_READING TEXT_
-- START --
Can risks be eliminated for journalists in war zones?

The deadly attack on two veteran journalists, one of them Canadian, in Afghanistan on Friday serves as an example that no amount of experience or training is complete protection against random violence in a conflict zone.

Associated Press reporter Kathy Gannon and AP photographer Anja Niedringhous were sitting in a car that was part of a convoy delivering election materials near the city of Khost ahead of this weekend's presidential vote when an Afghan police officer riddled the vehicle with bullets.

Niedringhous, a 48-year-old German who won a Pulitzer Price in 2005 for her part in AP's photo coverage of the Iraq War, was killed instantly. Canadian Gannon, 60, who's covered Afghanistan for more than 20 years, was wounded.

Both women were very experienced in reporting from war and conflict zones.

Niedringhous was chief photographer for the European Pressphoto Agency during the breakup of Yugoslavia in the 1990s, working from Sarajevo, where she was wounded by city's infamous sniper fire. She was also hit by shrapnel in a grenade attack while out on patrol with Canadian troops in Kandahar.

Gannon, likewise, has been immersed in the seemingly endless Afghan War since the Soviet occupation in the 1980s. She was considered the dean of foreign correspondents in the country, with contacts from all sides, and a mentor to many of the newcomers who arrived to cover the NATO-led mission against the Taliban and al-Qaeda after 9/11.

"Kathy Gannon's writing on Afghanistan helped shape my mental map of the country, and Anja Niedringhaus' pictures helped illustrate it," Stephanie Levitz, one of several Canadian Press reporters who covered the war, wrote on her Facebook page.

There's always been a cadre of journalists willing to put their lives at risk to cover the world's wars. The Vietnam War, for instance, was a rich period, with journalists working on the front lines exposing the lie that America was winning the war.

Canada has a proud history of war reporting by journalists such as CBC's Matthew Halton and Peter Stursberg. They gave Canadian listeners in the Second World War a taste of what their soldiers were experiencing. Kit Coleman became Canada's first female war correspondent when she covered the Spanish-American War for the Toronto Mail in 1898.

[ Related: Canadian AP journalist wounded, German photographer killed in Afghanistan ]

A new generation of war correspondents has covered the world's hot spots since the fall of the Soviet Union in 1991.

One of the defining characteristics of this era has been a blurring of the front lines. In today's sectarian, quasi-civil conflicts journalists are never really safe. If anything, they are in more danger than in traditional wars.

Information is an important weapon. Syria, Iraq, Libya, Afghanistan, Congo. Reporters are seen as tools and often targets. A press card is no protection.

CBC News reporter Melissa Fung was kidnapped and held for 28 days by the Taliban in Afghanistan. Inexperienced freelancer Amanda Lindhout was held and brutalized for 15 months in Somalia before being ransomed.
-- END --
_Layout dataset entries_
-- START --
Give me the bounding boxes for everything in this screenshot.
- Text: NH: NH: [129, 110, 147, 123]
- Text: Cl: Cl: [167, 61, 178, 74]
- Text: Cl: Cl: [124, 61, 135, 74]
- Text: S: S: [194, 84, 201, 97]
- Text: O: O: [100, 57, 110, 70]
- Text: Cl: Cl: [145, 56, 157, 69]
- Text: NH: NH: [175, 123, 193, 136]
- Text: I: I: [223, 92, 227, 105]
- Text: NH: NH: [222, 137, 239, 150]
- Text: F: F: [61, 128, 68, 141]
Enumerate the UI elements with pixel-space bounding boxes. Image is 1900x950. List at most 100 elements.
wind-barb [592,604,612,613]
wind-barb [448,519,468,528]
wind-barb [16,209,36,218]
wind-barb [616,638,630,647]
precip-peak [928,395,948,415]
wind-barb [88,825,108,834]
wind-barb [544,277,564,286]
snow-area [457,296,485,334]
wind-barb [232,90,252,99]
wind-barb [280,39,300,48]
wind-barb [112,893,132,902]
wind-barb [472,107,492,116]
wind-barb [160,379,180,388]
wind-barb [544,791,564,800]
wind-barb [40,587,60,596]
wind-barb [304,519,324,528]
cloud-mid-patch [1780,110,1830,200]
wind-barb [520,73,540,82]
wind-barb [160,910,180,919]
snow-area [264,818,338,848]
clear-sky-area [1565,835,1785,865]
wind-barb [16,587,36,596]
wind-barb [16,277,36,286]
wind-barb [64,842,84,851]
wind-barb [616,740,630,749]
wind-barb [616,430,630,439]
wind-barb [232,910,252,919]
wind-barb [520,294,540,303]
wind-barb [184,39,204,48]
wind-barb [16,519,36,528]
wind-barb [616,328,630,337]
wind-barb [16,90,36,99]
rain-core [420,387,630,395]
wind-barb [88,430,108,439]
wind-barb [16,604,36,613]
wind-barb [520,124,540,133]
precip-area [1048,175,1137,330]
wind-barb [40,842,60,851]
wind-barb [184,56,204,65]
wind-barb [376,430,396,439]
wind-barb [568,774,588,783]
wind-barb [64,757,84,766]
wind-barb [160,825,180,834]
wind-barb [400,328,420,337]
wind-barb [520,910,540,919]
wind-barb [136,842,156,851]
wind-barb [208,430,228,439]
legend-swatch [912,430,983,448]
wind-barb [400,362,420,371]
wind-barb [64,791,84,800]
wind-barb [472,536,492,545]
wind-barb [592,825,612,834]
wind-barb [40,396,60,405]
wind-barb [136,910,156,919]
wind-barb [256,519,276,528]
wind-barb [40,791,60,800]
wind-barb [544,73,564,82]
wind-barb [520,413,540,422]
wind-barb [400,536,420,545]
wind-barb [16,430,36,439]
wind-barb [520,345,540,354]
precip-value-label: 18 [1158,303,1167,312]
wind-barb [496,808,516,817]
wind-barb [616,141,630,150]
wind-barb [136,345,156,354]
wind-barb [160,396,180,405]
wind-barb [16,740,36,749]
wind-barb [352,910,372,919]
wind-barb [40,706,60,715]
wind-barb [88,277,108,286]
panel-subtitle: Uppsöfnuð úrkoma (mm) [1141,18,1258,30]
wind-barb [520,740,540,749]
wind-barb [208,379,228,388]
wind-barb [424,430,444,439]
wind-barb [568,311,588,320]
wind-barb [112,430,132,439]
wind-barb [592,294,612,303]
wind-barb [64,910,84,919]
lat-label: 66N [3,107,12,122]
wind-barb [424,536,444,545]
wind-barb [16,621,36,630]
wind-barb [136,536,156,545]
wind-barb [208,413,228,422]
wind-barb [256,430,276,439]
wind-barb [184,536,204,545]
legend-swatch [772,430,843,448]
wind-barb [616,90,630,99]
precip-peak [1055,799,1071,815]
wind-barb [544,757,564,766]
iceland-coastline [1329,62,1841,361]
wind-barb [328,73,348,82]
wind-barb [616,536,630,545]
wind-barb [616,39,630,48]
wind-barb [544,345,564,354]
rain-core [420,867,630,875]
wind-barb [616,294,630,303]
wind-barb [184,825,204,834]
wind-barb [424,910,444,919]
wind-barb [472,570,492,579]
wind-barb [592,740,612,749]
-- END --
_REQUIREMENT 1_
Decide whether each statement agrees with the article on journalists in war zones, answering yes or no and quoting the deciding words of the article: (a) The German photographer in the convoy was killed instantly. (b) Gannon has covered Afghanistan for fewer than ten years. (c) Kit Coleman covered the Spanish-American War for the Toronto Mail.
_REQUIREMENT 2_
According to the article on journalists in war zones, for how long did the Taliban hold CBC News reporter Melissa Fung?

_FULL ANSWER 1_
(a) Yes: "was killed instantly."
(b) No: "who's covered Afghanistan for more than 20 years"
(c) Yes: "she covered the Spanish-American War for the Toronto Mail in 1898."

_FULL ANSWER 2_
28 days.